Фотография Л. Загера

Как во сне, образ наплывает на образ, ассоциации цепляются за ассоциации, привычное странно трансформируется, подвергается метаморфозам. От перемены мест слагаемых сумма не меняется. Феномен единоличной власти неизменно предстает в качестве диктатуры и деспотии — независимо от того, какие надежды возлагаются на правителя и какие толпы готовы устремиться за ним к сияющим вершинам. А если в порыве реформаторства власть и не берется за винтовку или топор, то «самоубийственно» обращается за советом к тем структурам общества, которые по своей природе противостоят этой власти или просто пребывают в других измерениях. Что «братики-сударики» — будущие панки, что Парамоша и Аксиньюшка. Ни юродивые, ни бунтари не могут решить проблем правителя, поскольку они асоциальны по сути.

Временные проляпсусы и несовпадения обнажают весьма условную хронологию фильма. Строительство Вавилонской башни ведет СМУ-1, а Грустилов и пленительная Пфейферша беседуют в будуаре, обставленном как «один из тех очаровательных приютов, которые со времен Микаладзе устраивались для градоначальников», — хотя весь фрагмент о Грустилове соотнесен по реалиям с восьмидесятыми годами, но не XIX, а нынешнего века. Анахронизмы усиливают ироничность…

Невелико и пространство действия. Арена истории сжалась в фильме до размеров двора губернаторского дома и близлежащего выгона. Двор, где энергично сражаются за престол шесть градоначальниц, являет собой строительную площадку первых пятилеток. По выгону совершает свои путешествия Фердыщенко. В доме все так же переменчиво — то это зал театра, то место собраний, то коммунальная квартира (удивительно точно найденный образный эквивалент «сочетания идеи прямолинейности с идеей всеобщего осчастливливания»). Страшный коридор коммуналки тридцатых годов — пространство безумное, пространство кошмарного сна.

Как в детской загадке: один вход — пять выходов. Думаешь, что вышел, а на самом деле вошел. Этот коридор кончается дверью в кабинет Фердыщенки, здесь же стоит унылая очередь «на прием», здесь же сидит охрана, здесь же разгуливают те, кто стучит в двери комнат по ночам и уводит людей прямо из постелей.

Сжатое пространство действия расширяется в повествовании реминисценциями самого разного рода. Закрепленные в нашем сознании стереотипы позволяют Овчарову «перевести» истлевшие страницы летописи в другой материал — вот стилистика киножурнала «Новости дня»! Вот легко узнаваемая стилистика фильмов Эйзенштейна, Медведкина, Норштейна, Климова! Удивительно — но эффект достоверности: как-то верится, что если снято давно, и пленка старая, и все едва видно, то уж это именно так и было, пусть лента вовсе не документальная, а художественная. Вот так рывками двигались, вот так страстно заламывали руки, бухались на колени, стрелялись, вытаращив глаза…

Овчаров знает подобную слабость в зрителе. И вот выцветшая акварель рукописных миниатюр, тусклая сангина, туманная сепия, старая поцарапанная пленка. Баснословные времена. Вот пошли старцы, звучит голос из фонографа — то ли голос Толстого, то ли чудом сохранившаяся фонограмма… чего? немого фильма? Все достоверно. Меняется эпоха — меняется пленка. Черно-белая в части о Фердыщенке и Органчике. Цвет во фрагменте с Грустиловым. Сине-зеленый мертвенный тон плохонькой копии видео-фильма в конце… Мерцающее, плохо сохранившееся начало, мерцающий, плохо переснятый конец. Композиционный круг замыкается.

__ВЫДЕРЖКИ ИЗ ЛИСТИНГА__:
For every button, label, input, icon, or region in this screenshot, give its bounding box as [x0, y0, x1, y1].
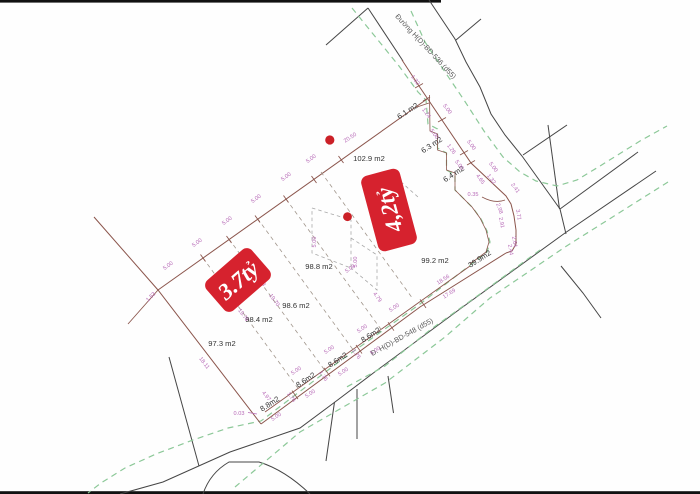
- svg-text:5.00: 5.00: [312, 237, 318, 248]
- svg-text:102.9 m2: 102.9 m2: [353, 154, 385, 163]
- svg-text:97.3 m2: 97.3 m2: [208, 339, 235, 348]
- svg-text:0.03: 0.03: [234, 411, 245, 417]
- svg-text:0.35: 0.35: [468, 192, 479, 198]
- svg-text:99.2 m2: 99.2 m2: [421, 256, 448, 265]
- svg-text:98.4 m2: 98.4 m2: [245, 315, 272, 324]
- svg-text:98.6 m2: 98.6 m2: [282, 301, 309, 310]
- svg-text:5.00: 5.00: [353, 257, 359, 268]
- svg-text:98.8 m2: 98.8 m2: [305, 262, 332, 271]
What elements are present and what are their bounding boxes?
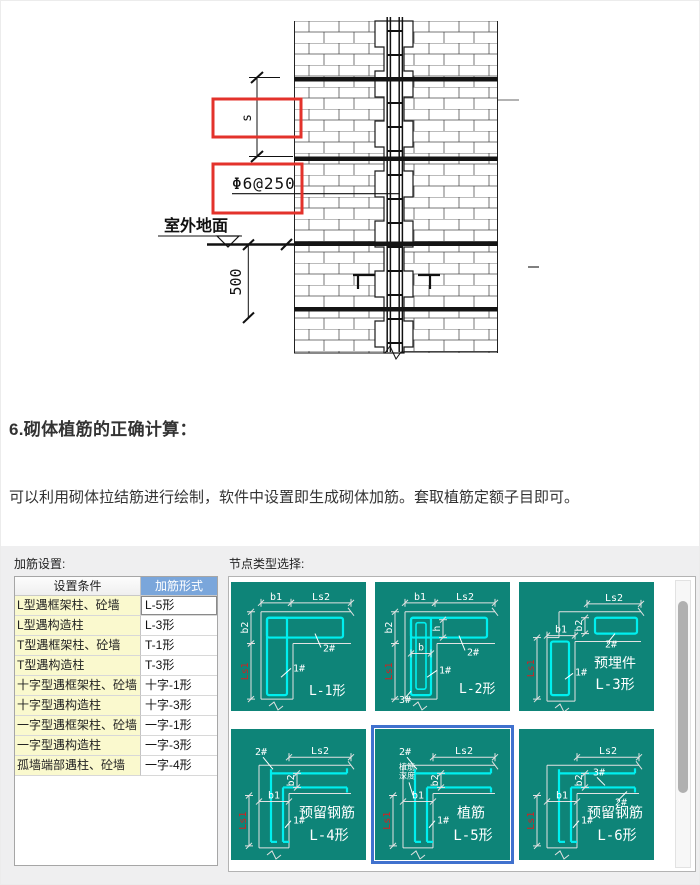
condition-cell: L型遇构造柱	[15, 616, 141, 636]
table-row[interactable]: T型遇框架柱、砼墙T-1形	[15, 636, 217, 656]
table-header-row: 设置条件 加筋形式	[15, 577, 217, 596]
table-row[interactable]: 十字型遇框架柱、砼墙十字-1形	[15, 676, 217, 696]
dim-s-label: s	[240, 114, 255, 122]
scrollbar-track[interactable]	[675, 580, 691, 868]
node-type-cell-L-3[interactable]: Ls2b2b1Ls12#1#预埋件L-3形	[519, 582, 654, 711]
dim-500-label: 500	[227, 268, 245, 295]
form-cell[interactable]: T-3形	[141, 656, 217, 676]
masonry-wall-drawing: s Φ6@250 室外地面 500	[1, 1, 700, 401]
svg-text:L-1形: L-1形	[309, 684, 346, 699]
svg-text:Ls1: Ls1	[384, 662, 395, 680]
svg-text:b1: b1	[414, 592, 426, 603]
header-form[interactable]: 加筋形式	[141, 577, 217, 596]
form-cell[interactable]: L-3形	[141, 616, 217, 636]
svg-text:1#: 1#	[439, 665, 451, 676]
condition-cell: T型遇框架柱、砼墙	[15, 636, 141, 656]
table-row[interactable]: L型遇框架柱、砼墙L-5形	[15, 596, 217, 616]
table-row[interactable]: 一字型遇框架柱、砼墙一字-1形	[15, 716, 217, 736]
reinforcement-settings-table: 设置条件 加筋形式 L型遇框架柱、砼墙L-5形L型遇构造柱L-3形T型遇框架柱、…	[14, 576, 218, 866]
form-cell[interactable]: L-5形	[141, 596, 217, 616]
form-cell[interactable]: 一字-1形	[141, 716, 217, 736]
table-row[interactable]: T型遇构造柱T-3形	[15, 656, 217, 676]
svg-text:L-4形: L-4形	[309, 828, 348, 844]
condition-cell: 孤墙端部遇柱、砼墙	[15, 756, 141, 776]
svg-text:Ls2: Ls2	[311, 746, 329, 757]
svg-text:预埋件: 预埋件	[594, 655, 636, 671]
svg-text:b1: b1	[412, 791, 424, 802]
svg-text:b1: b1	[268, 791, 280, 802]
node-type-cell-L-5[interactable]: Ls2b2b1Ls12#1#植筋深度植筋L-5形	[375, 729, 510, 860]
svg-text:Ls2: Ls2	[456, 592, 474, 603]
svg-text:2#: 2#	[255, 747, 268, 758]
ground-level-mark	[158, 236, 294, 250]
svg-text:3#: 3#	[399, 695, 411, 706]
node-type-cell-L-4[interactable]: Ls2b2b1Ls12#1#预留钢筋L-4形	[231, 729, 366, 860]
form-cell[interactable]: 一字-3形	[141, 736, 217, 756]
svg-text:Ls2: Ls2	[455, 746, 473, 757]
svg-text:Ls1: Ls1	[526, 812, 537, 830]
node-diagram-L-6: Ls2b2b1Ls13#2#1#预留钢筋L-6形	[519, 729, 654, 860]
svg-text:3#: 3#	[593, 767, 606, 778]
node-diagram-L-3: Ls2b2b1Ls12#1#预埋件L-3形	[519, 582, 654, 711]
node-diagram-L-2: b1Ls2b2Ls1hb3#2#1#L-2形	[375, 582, 510, 711]
node-diagram-L-5: Ls2b2b1Ls12#1#植筋深度植筋L-5形	[375, 729, 510, 860]
svg-text:b2: b2	[286, 774, 297, 786]
svg-text:h: h	[432, 626, 443, 632]
svg-text:预留钢筋: 预留钢筋	[299, 805, 355, 822]
svg-text:b1: b1	[270, 592, 282, 603]
svg-text:b2: b2	[240, 622, 251, 634]
svg-text:2#: 2#	[605, 640, 617, 651]
svg-text:b2: b2	[574, 774, 585, 786]
form-cell[interactable]: 十字-1形	[141, 676, 217, 696]
svg-text:1#: 1#	[437, 816, 450, 827]
svg-text:Ls2: Ls2	[312, 592, 330, 603]
form-cell[interactable]: T-1形	[141, 636, 217, 656]
form-cell[interactable]: 一字-4形	[141, 756, 217, 776]
svg-text:1#: 1#	[293, 663, 305, 674]
ground-label: 室外地面	[164, 216, 228, 235]
node-type-cell-L-2[interactable]: b1Ls2b2Ls1hb3#2#1#L-2形	[375, 582, 510, 711]
svg-text:预留钢筋: 预留钢筋	[587, 805, 643, 822]
section-heading: 6.砌体植筋的正确计算：	[9, 415, 197, 440]
phi-label: Φ6@250	[232, 174, 296, 193]
svg-text:b: b	[418, 643, 424, 654]
condition-cell: 一字型遇构造柱	[15, 736, 141, 756]
node-type-panel: b1Ls2b2Ls12#1#L-1形b1Ls2b2Ls1hb3#2#1#L-2形…	[228, 576, 696, 872]
svg-text:深度: 深度	[399, 770, 415, 780]
svg-text:2#: 2#	[323, 643, 335, 654]
condition-cell: 十字型遇框架柱、砼墙	[15, 676, 141, 696]
section-paragraph: 可以利用砌体拉结筋进行绘制，软件中设置即生成砌体加筋。套取植筋定额子目即可。	[9, 486, 697, 507]
software-panel: 加筋设置: 设置条件 加筋形式 L型遇框架柱、砼墙L-5形L型遇构造柱L-3形T…	[1, 546, 700, 885]
svg-text:b2: b2	[574, 620, 585, 632]
svg-text:b2: b2	[430, 774, 441, 786]
svg-text:L-6形: L-6形	[597, 828, 636, 844]
svg-text:Ls1: Ls1	[526, 659, 537, 677]
form-cell[interactable]: 十字-3形	[141, 696, 217, 716]
svg-text:Ls1: Ls1	[382, 812, 393, 830]
svg-text:植筋: 植筋	[457, 805, 485, 822]
svg-text:1#: 1#	[575, 667, 587, 678]
condition-cell: L型遇框架柱、砼墙	[15, 596, 141, 616]
node-diagram-L-4: Ls2b2b1Ls12#1#预留钢筋L-4形	[231, 729, 366, 860]
header-condition: 设置条件	[15, 577, 141, 596]
table-row[interactable]: L型遇构造柱L-3形	[15, 616, 217, 636]
node-type-cell-L-1[interactable]: b1Ls2b2Ls12#1#L-1形	[231, 582, 366, 711]
svg-text:2#: 2#	[399, 747, 412, 758]
table-row[interactable]: 十字型遇构造柱十字-3形	[15, 696, 217, 716]
svg-text:Ls2: Ls2	[605, 593, 623, 604]
svg-text:L-5形: L-5形	[453, 828, 492, 844]
svg-text:b1: b1	[555, 625, 567, 636]
node-diagram-L-1: b1Ls2b2Ls12#1#L-1形	[231, 582, 366, 711]
svg-text:Ls1: Ls1	[238, 812, 249, 830]
condition-cell: 一字型遇框架柱、砼墙	[15, 716, 141, 736]
svg-text:L-3形: L-3形	[595, 677, 634, 693]
condition-cell: T型遇构造柱	[15, 656, 141, 676]
svg-text:Ls1: Ls1	[240, 662, 251, 680]
svg-text:b1: b1	[556, 791, 568, 802]
svg-text:2#: 2#	[467, 647, 479, 658]
condition-cell: 十字型遇构造柱	[15, 696, 141, 716]
scrollbar-thumb[interactable]	[678, 601, 688, 793]
node-type-title: 节点类型选择:	[229, 555, 304, 572]
table-row[interactable]: 一字型遇构造柱一字-3形	[15, 736, 217, 756]
svg-text:植筋: 植筋	[399, 761, 415, 771]
svg-text:b2: b2	[384, 622, 395, 634]
svg-text:L-2形: L-2形	[459, 682, 496, 697]
page: s Φ6@250 室外地面 500	[0, 0, 700, 885]
table-row[interactable]: 孤墙端部遇柱、砼墙一字-4形	[15, 756, 217, 776]
node-type-cell-L-6[interactable]: Ls2b2b1Ls13#2#1#预留钢筋L-6形	[519, 729, 654, 860]
dimension-s	[249, 72, 293, 162]
settings-title: 加筋设置:	[14, 555, 65, 572]
svg-text:Ls2: Ls2	[599, 746, 617, 757]
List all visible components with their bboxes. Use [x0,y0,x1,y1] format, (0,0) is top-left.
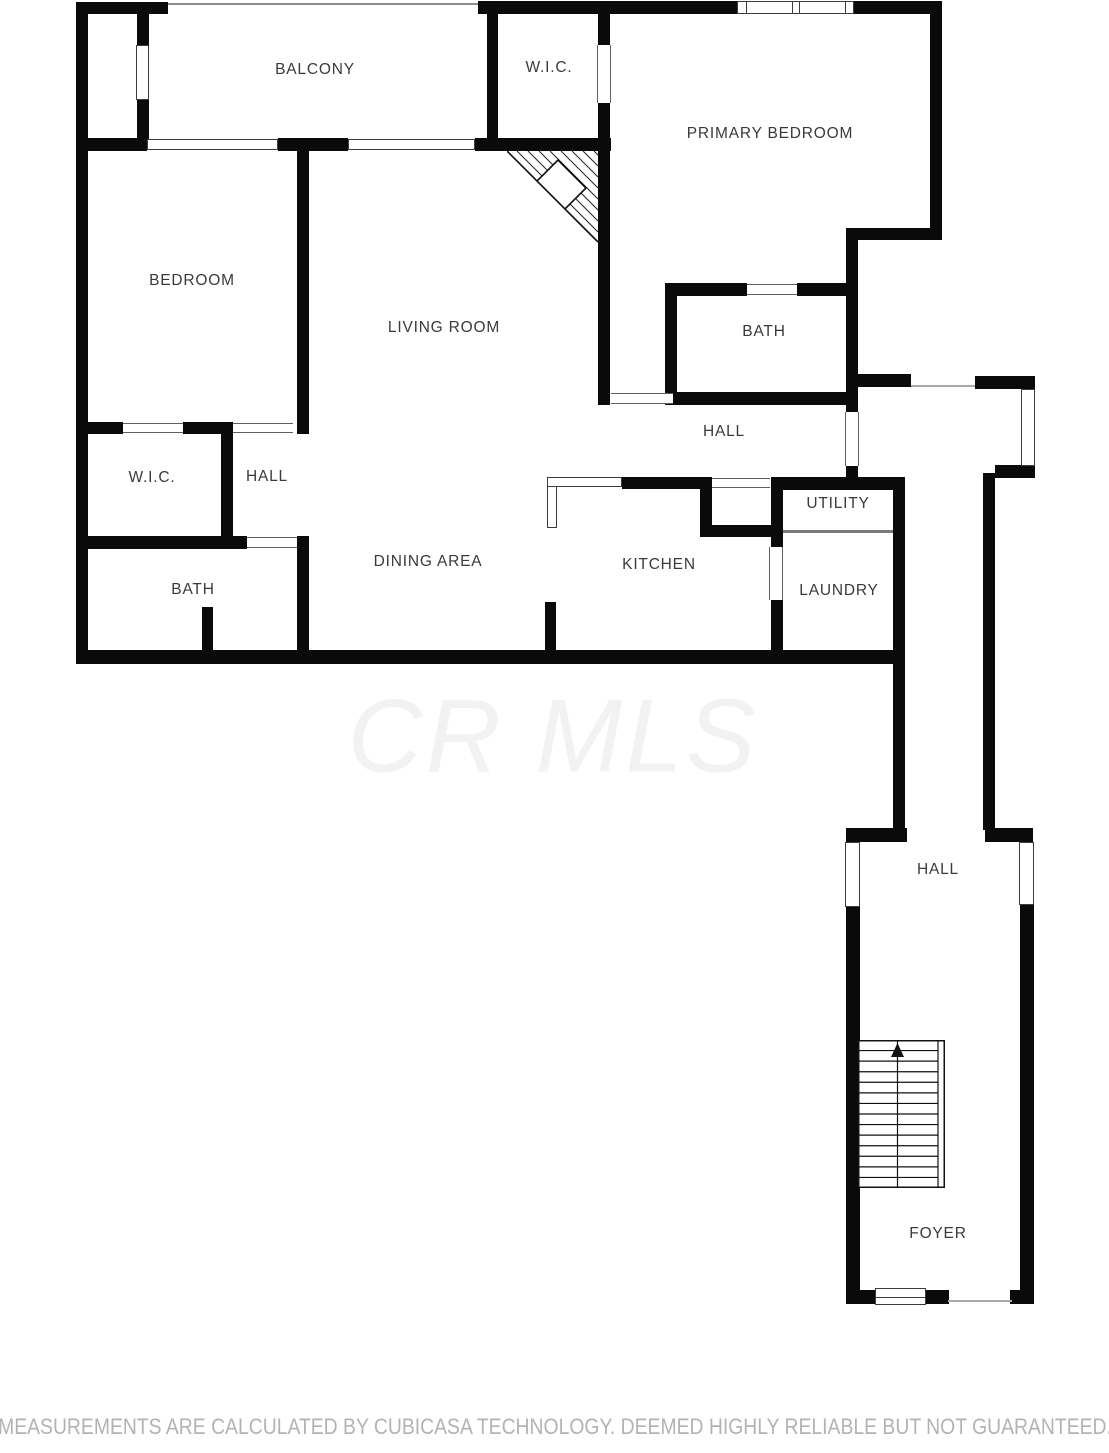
window-divider [746,2,747,13]
room-label-hall: HALL [246,468,288,486]
wall-segment [771,477,783,547]
window-divider [876,1297,925,1298]
wall-segment [1020,904,1034,1290]
wall-segment [622,477,712,489]
wall-segment [598,12,610,45]
thin-line [783,530,893,533]
wall-segment [665,283,747,296]
wall-segment [985,828,1033,842]
door-opening [247,537,297,548]
room-label-bedroom: BEDROOM [149,272,235,290]
wall-segment [846,1290,878,1304]
thin-line [168,3,478,5]
door-opening [233,423,293,433]
window-symbol [136,45,149,100]
door-opening [597,45,611,103]
wall-segment [1010,1290,1034,1304]
door-opening [712,478,770,488]
floorplan-canvas: CR MLS BALCONYW.I.C.PRIMARY BEDROOMBEDRO… [0,0,1109,1453]
wall-segment [846,828,907,842]
window-divider [792,2,793,13]
window-symbol [147,139,278,150]
door-opening [845,412,859,466]
room-label-hall: HALL [917,861,959,879]
disclaimer-text: MEASUREMENTS ARE CALCULATED BY CUBICASA … [0,1414,1109,1440]
wall-segment [221,422,233,549]
wall-segment [76,2,168,14]
window-symbol [1019,842,1034,905]
door-opening [611,393,673,404]
wall-segment [700,487,712,527]
room-label-living-room: LIVING ROOM [388,319,500,337]
room-label-dining-area: DINING AREA [374,553,483,571]
wall-segment [983,473,995,830]
wall-segment [76,536,247,549]
wall-segment [598,103,610,148]
wall-segment [673,392,846,405]
room-label-foyer: FOYER [909,1225,966,1243]
room-label-primary-bedroom: PRIMARY BEDROOM [687,125,853,143]
wall-segment [278,138,348,151]
wall-segment [700,525,772,537]
room-label-w-i-c: W.I.C. [526,59,573,77]
window-divider [799,2,800,13]
wall-segment [995,465,1035,478]
wall-segment [846,374,911,387]
room-label-bath: BATH [742,323,785,341]
room-label-bath: BATH [171,581,214,599]
wall-segment [297,536,309,664]
window-symbol [1021,389,1035,466]
wall-segment [202,607,213,652]
kitchen-counter [547,477,622,487]
wall-segment [924,1290,949,1304]
kitchen-counter [547,486,557,528]
wall-segment [797,283,846,296]
room-label-balcony: BALCONY [275,61,355,79]
wall-segment [771,600,783,650]
thin-line [948,1300,1012,1302]
window-symbol [875,1288,926,1305]
room-label-utility: UTILITY [806,495,869,513]
wall-segment [137,2,149,45]
wall-segment [930,2,942,240]
wall-segment [76,422,123,434]
door-opening [769,547,783,600]
wall-segment [487,12,498,140]
wall-segment [137,100,149,140]
wall-segment [76,2,88,664]
wall-segment [76,138,147,151]
watermark-text: CR MLS [348,678,759,797]
room-label-laundry: LAUNDRY [799,582,878,600]
door-opening [747,284,797,295]
wall-segment [665,283,677,405]
window-divider [845,2,846,13]
window-symbol [737,1,854,14]
wall-segment [975,376,1035,389]
room-label-hall: HALL [703,423,745,441]
window-symbol [845,842,860,907]
wall-segment [76,650,905,664]
staircase [858,1040,945,1188]
room-label-kitchen: KITCHEN [622,556,696,574]
wall-segment [846,228,942,240]
wall-segment [545,602,556,652]
door-opening [123,423,183,433]
under-stair-hatch [507,151,599,243]
wall-segment [297,138,309,434]
window-symbol [348,139,475,150]
room-label-w-i-c: W.I.C. [129,469,176,487]
wall-segment [478,1,942,14]
thin-line [911,385,975,387]
wall-segment [598,148,610,405]
wall-segment [772,477,903,490]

__ЗАДАНИЯ__:
A. Сколько градоначальниц сражаются за престол во дворе губернаторского дома в отрывке о фильме Овчарова?
B. Перепишите из отрывка о фильме Овчарова фрагмент, который начинается со слов, содержащих «Как во сне, образ», и заканчивается словами «они асоциальны по сути.».

__ОЖИДАЕМЫЕ ОТВЕТЫ__:
A. Шесть.

B.
Как во сне, образ наплывает на образ, ассоциации цепляются за ассоциации, привычное странно трансформируется, подвергается метаморфозам. От перемены мест слагаемых сумма не меняется. Феномен единоличной власти неизменно предстает в качестве диктатуры и деспотии — независимо от того, какие надежды возлагаются на правителя и какие толпы готовы устремиться за ним к сияющим вершинам. А если в порыве реформаторства власть и не берется за винтовку или топор, то «самоубийственно» обращается за советом к тем структурам общества, которые по своей природе противостоят этой власти или просто пребывают в других измерениях. Что «братики-сударики» — будущие панки, что Парамоша и Аксиньюшка. Ни юродивые, ни бунтари не могут решить проблем правителя, поскольку они асоциальны по сути.